▶ _WHAT IS ASKED_
Give a verbatim copy of the lines below, minus the pictures.

Dataset items:
####

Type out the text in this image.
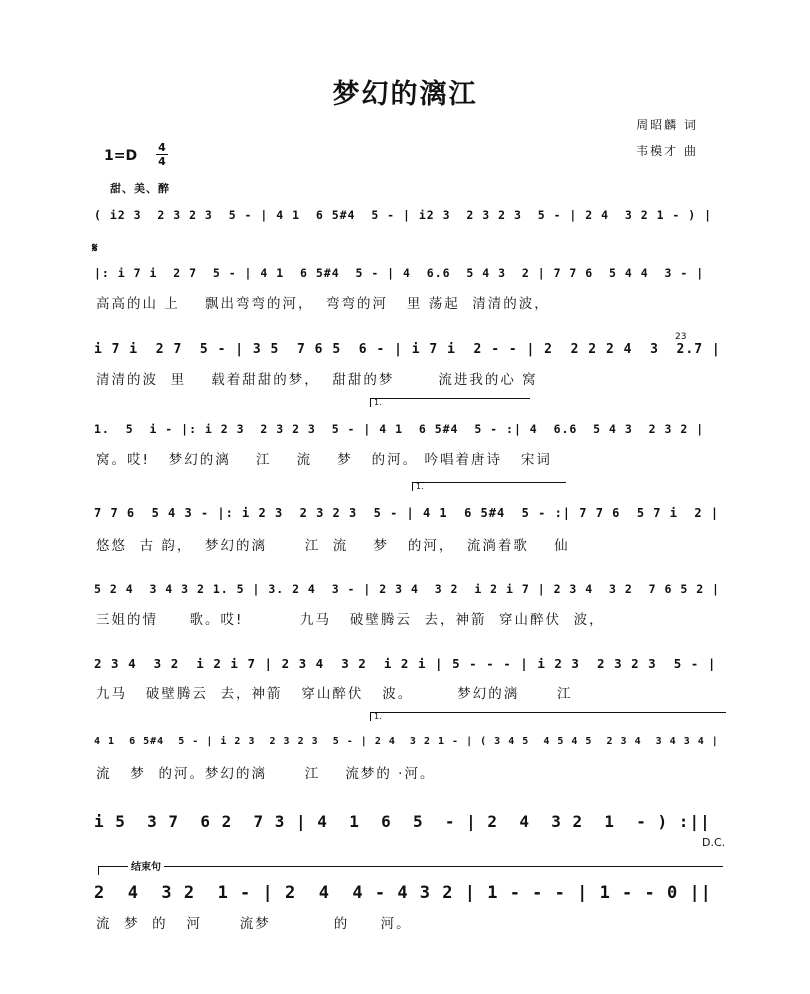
梦幻的漓江
周昭麟 词
韦模才 曲
1=D
4
4
甜、美、醉
𝄋
23
( i2 3  2 3 2 3  5 - | 4 1  6 5#4  5 - | i2 3  2 3 2 3  5 - | 2 4  3 2 1 - ) |
|: i 7 i  2 7  5 - | 4 1  6 5#4  5 - | 4  6.6  5 4 3  2 | 7 7 6  5 4 4  3 - |
高高的山 上    飘出弯弯的河，  弯弯的河   里 荡起  清清的波，
i 7 i  2 7  5 - | 3 5  7 6 5  6 - | i 7 i  2 - - | 2  2 2 2 4  3  2.7 |
清清的波  里    载着甜甜的梦，  甜甜的梦       流进我的心 窝
1.
1.  5  i - |: i 2 3  2 3 2 3  5 - | 4 1  6 5#4  5 - :| 4  6.6  5 4 3  2 3 2 |
窝。哎!   梦幻的漓    江    流    梦   的河。 吟唱着唐诗   宋词
1.
7 7 6  5 4 3 - |: i 2 3  2 3 2 3  5 - | 4 1  6 5#4  5 - :| 7 7 6  5 7 i  2 |
悠悠  古 韵，  梦幻的漓      江  流    梦   的河，  流淌着歌    仙
5 2 4  3 4 3 2 1. 5 | 3. 2 4  3 - | 2 3 4  3 2  i 2 i 7 | 2 3 4  3 2  7 6 5 2 |
三姐的情     歌。哎!         九马   破壁腾云  去，神箭  穿山醉伏  波，
2 3 4  3 2  i 2 i 7 | 2 3 4  3 2  i 2 i | 5 - - - | i 2 3  2 3 2 3  5 - |
九马   破壁腾云  去，神箭   穿山醉伏   波。       梦幻的漓      江
1.
4 1  6 5#4  5 - | i 2 3  2 3 2 3  5 - | 2 4  3 2 1 - | ( 3 4 5  4 5 4 5  2 3 4  3 4 3 4 |
流   梦  的河。梦幻的漓      江    流梦的 ·河。
i 5  3 7  6 2  7 3 | 4  1  6  5  - | 2  4  3 2  1  - ) :||
D.C.
结束句
2  4  3 2  1 - | 2  4  4 - 4 3 2 | 1 - - - | 1 - - 0 ||
流  梦  的   河      流梦          的     河。
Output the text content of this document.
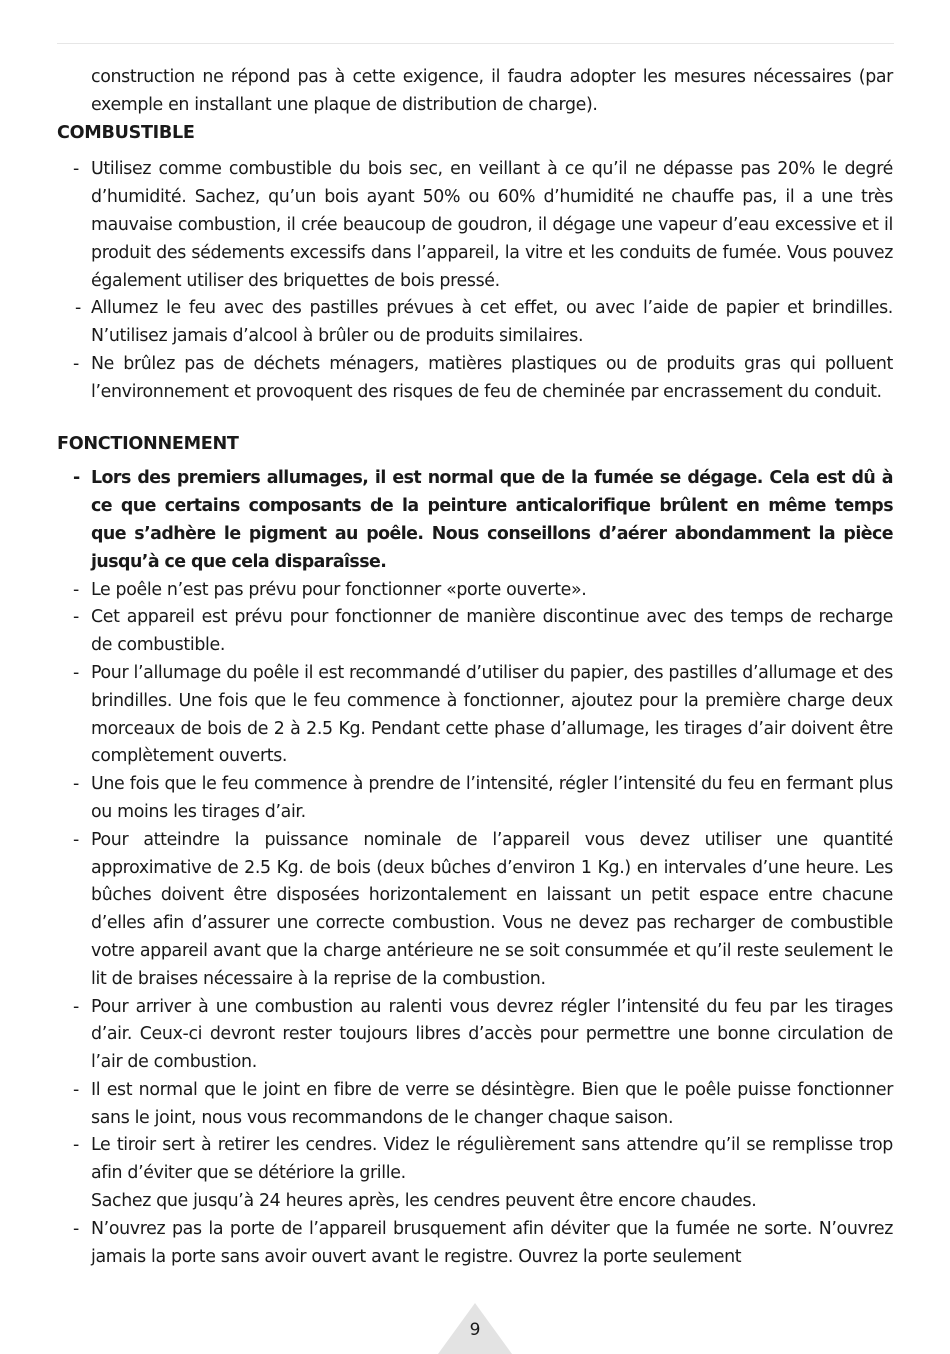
construction ne répond pas à cette exigence, il faudra adopter les mesures nécessaires (par exemple en installant une plaque de distribution de charge).

COMBUSTIBLE
- Utilisez comme combustible du bois sec, en veillant à ce qu’il ne dépasse pas 20% le degré d’humidité. Sachez, qu’un bois ayant 50% ou 60% d’humidité ne chauffe pas, il a une très mauvaise combustion, il crée beaucoup de goudron, il dégage une vapeur d’eau excessive et il produit des sédements excessifs dans l’appareil, la vitre et les conduits de fumée. Vous pouvez également utiliser des briquettes de bois pressé.
- Allumez le feu avec des pastilles prévues à cet effet, ou avec l’aide de papier et brindilles. N’utilisez jamais d’alcool à brûler ou de produits similaires.
- Ne brûlez pas de déchets ménagers, matières plastiques ou de produits gras qui polluent l’environnement et provoquent des risques de feu de cheminée par encrassement du conduit.
FONCTIONNEMENT
- Lors des premiers allumages, il est normal que de la fumée se dégage. Cela est dû à ce que certains composants de la peinture anticalorifique brûlent en même temps que s’adhère le pigment au poêle. Nous conseillons d’aérer abondamment la pièce jusqu’à ce que cela disparaîsse.
- Le poêle n’est pas prévu pour fonctionner «porte ouverte».
- Cet appareil est prévu pour fonctionner de manière discontinue avec des temps de recharge de combustible.
- Pour l’allumage du poêle il est recommandé d’utiliser du papier, des pastilles d’allumage et des brindilles. Une fois que le feu commence à fonctionner, ajoutez pour la première charge deux morceaux de bois de 2 à 2.5 Kg. Pendant cette phase d’allumage, les tirages d’air doivent être complètement ouverts.
- Une fois que le feu commence à prendre de l’intensité, régler l’intensité du feu en fermant plus ou moins les tirages d’air.
- Pour atteindre la puissance nominale de l’appareil vous devez utiliser une quantité approximative de 2.5 Kg. de bois (deux bûches d’environ 1 Kg.) en intervales d’une heure. Les bûches doivent être disposées horizontalement en laissant un petit espace entre chacune d’elles afin d’assurer une correcte combustion. Vous ne devez pas recharger de combustible votre appareil avant que la charge antérieure ne se soit consummée et qu’il reste seulement le lit de braises nécessaire à la reprise de la combustion.
- Pour arriver à une combustion au ralenti vous devrez régler l’intensité du feu par les tirages d’air. Ceux-ci devront rester toujours libres d’accès pour permettre une bonne circulation de l’air de combustion.
- Il est normal que le joint en fibre de verre se désintègre. Bien que le poêle puisse fonctionner sans le joint, nous vous recommandons de le changer chaque saison.
- Le tiroir sert à retirer les cendres. Videz le régulièrement sans attendre qu’il se remplisse trop afin d’éviter que se détériore la grille.
Sachez que jusqu’à 24 heures après, les cendres peuvent être encore chaudes.
- N’ouvrez pas la porte de l’appareil brusquement afin déviter que la fumée ne sorte. N’ouvrez jamais la porte sans avoir ouvert avant le registre. Ouvrez la porte seulement
9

####

▶ _OUTPUT OF THE EXERCISE_
Type out the text in this image.
梦幻的漓江
周昭麟 词
韦模才 曲
1=D
4
4
甜、美、醉
𝄋
23
( i2 3  2 3 2 3  5 - | 4 1  6 5#4  5 - | i2 3  2 3 2 3  5 - | 2 4  3 2 1 - ) |
|: i 7 i  2 7  5 - | 4 1  6 5#4  5 - | 4  6.6  5 4 3  2 | 7 7 6  5 4 4  3 - |
高高的山 上    飘出弯弯的河，  弯弯的河   里 荡起  清清的波，
i 7 i  2 7  5 - | 3 5  7 6 5  6 - | i 7 i  2 - - | 2  2 2 2 4  3  2.7 |
清清的波  里    载着甜甜的梦，  甜甜的梦       流进我的心 窝
1.
1.  5  i - |: i 2 3  2 3 2 3  5 - | 4 1  6 5#4  5 - :| 4  6.6  5 4 3  2 3 2 |
窝。哎!   梦幻的漓    江    流    梦   的河。 吟唱着唐诗   宋词
1.
7 7 6  5 4 3 - |: i 2 3  2 3 2 3  5 - | 4 1  6 5#4  5 - :| 7 7 6  5 7 i  2 |
悠悠  古 韵，  梦幻的漓      江  流    梦   的河，  流淌着歌    仙
5 2 4  3 4 3 2 1. 5 | 3. 2 4  3 - | 2 3 4  3 2  i 2 i 7 | 2 3 4  3 2  7 6 5 2 |
三姐的情     歌。哎!         九马   破壁腾云  去，神箭  穿山醉伏  波，
2 3 4  3 2  i 2 i 7 | 2 3 4  3 2  i 2 i | 5 - - - | i 2 3  2 3 2 3  5 - |
九马   破壁腾云  去，神箭   穿山醉伏   波。       梦幻的漓      江
1.
4 1  6 5#4  5 - | i 2 3  2 3 2 3  5 - | 2 4  3 2 1 - | ( 3 4 5  4 5 4 5  2 3 4  3 4 3 4 |
流   梦  的河。梦幻的漓      江    流梦的 ·河。
i 5  3 7  6 2  7 3 | 4  1  6  5  - | 2  4  3 2  1  - ) :||
D.C.
结束句
2  4  3 2  1 - | 2  4  4 - 4 3 2 | 1 - - - | 1 - - 0 ||
流  梦  的   河      流梦          的     河。
Output the text content of this document.
construction ne répond pas à cette exigence, il faudra adopter les mesures nécessaires (par exemple en installant une plaque de distribution de charge).

COMBUSTIBLE
- Utilisez comme combustible du bois sec, en veillant à ce qu’il ne dépasse pas 20% le degré d’humidité. Sachez, qu’un bois ayant 50% ou 60% d’humidité ne chauffe pas, il a une très mauvaise combustion, il crée beaucoup de goudron, il dégage une vapeur d’eau excessive et il produit des sédements excessifs dans l’appareil, la vitre et les conduits de fumée. Vous pouvez également utiliser des briquettes de bois pressé.
- Allumez le feu avec des pastilles prévues à cet effet, ou avec l’aide de papier et brindilles. N’utilisez jamais d’alcool à brûler ou de produits similaires.
- Ne brûlez pas de déchets ménagers, matières plastiques ou de produits gras qui polluent l’environnement et provoquent des risques de feu de cheminée par encrassement du conduit.
FONCTIONNEMENT
- Lors des premiers allumages, il est normal que de la fumée se dégage. Cela est dû à ce que certains composants de la peinture anticalorifique brûlent en même temps que s’adhère le pigment au poêle. Nous conseillons d’aérer abondamment la pièce jusqu’à ce que cela disparaîsse.
- Le poêle n’est pas prévu pour fonctionner «porte ouverte».
- Cet appareil est prévu pour fonctionner de manière discontinue avec des temps de recharge de combustible.
- Pour l’allumage du poêle il est recommandé d’utiliser du papier, des pastilles d’allumage et des brindilles. Une fois que le feu commence à fonctionner, ajoutez pour la première charge deux morceaux de bois de 2 à 2.5 Kg. Pendant cette phase d’allumage, les tirages d’air doivent être complètement ouverts.
- Une fois que le feu commence à prendre de l’intensité, régler l’intensité du feu en fermant plus ou moins les tirages d’air.
- Pour atteindre la puissance nominale de l’appareil vous devez utiliser une quantité approximative de 2.5 Kg. de bois (deux bûches d’environ 1 Kg.) en intervales d’une heure. Les bûches doivent être disposées horizontalement en laissant un petit espace entre chacune d’elles afin d’assurer une correcte combustion. Vous ne devez pas recharger de combustible votre appareil avant que la charge antérieure ne se soit consummée et qu’il reste seulement le lit de braises nécessaire à la reprise de la combustion.
- Pour arriver à une combustion au ralenti vous devrez régler l’intensité du feu par les tirages d’air. Ceux-ci devront rester toujours libres d’accès pour permettre une bonne circulation de l’air de combustion.
- Il est normal que le joint en fibre de verre se désintègre. Bien que le poêle puisse fonctionner sans le joint, nous vous recommandons de le changer chaque saison.
- Le tiroir sert à retirer les cendres. Videz le régulièrement sans attendre qu’il se remplisse trop afin d’éviter que se détériore la grille.
Sachez que jusqu’à 24 heures après, les cendres peuvent être encore chaudes.
- N’ouvrez pas la porte de l’appareil brusquement afin déviter que la fumée ne sorte. N’ouvrez jamais la porte sans avoir ouvert avant le registre. Ouvrez la porte seulement
9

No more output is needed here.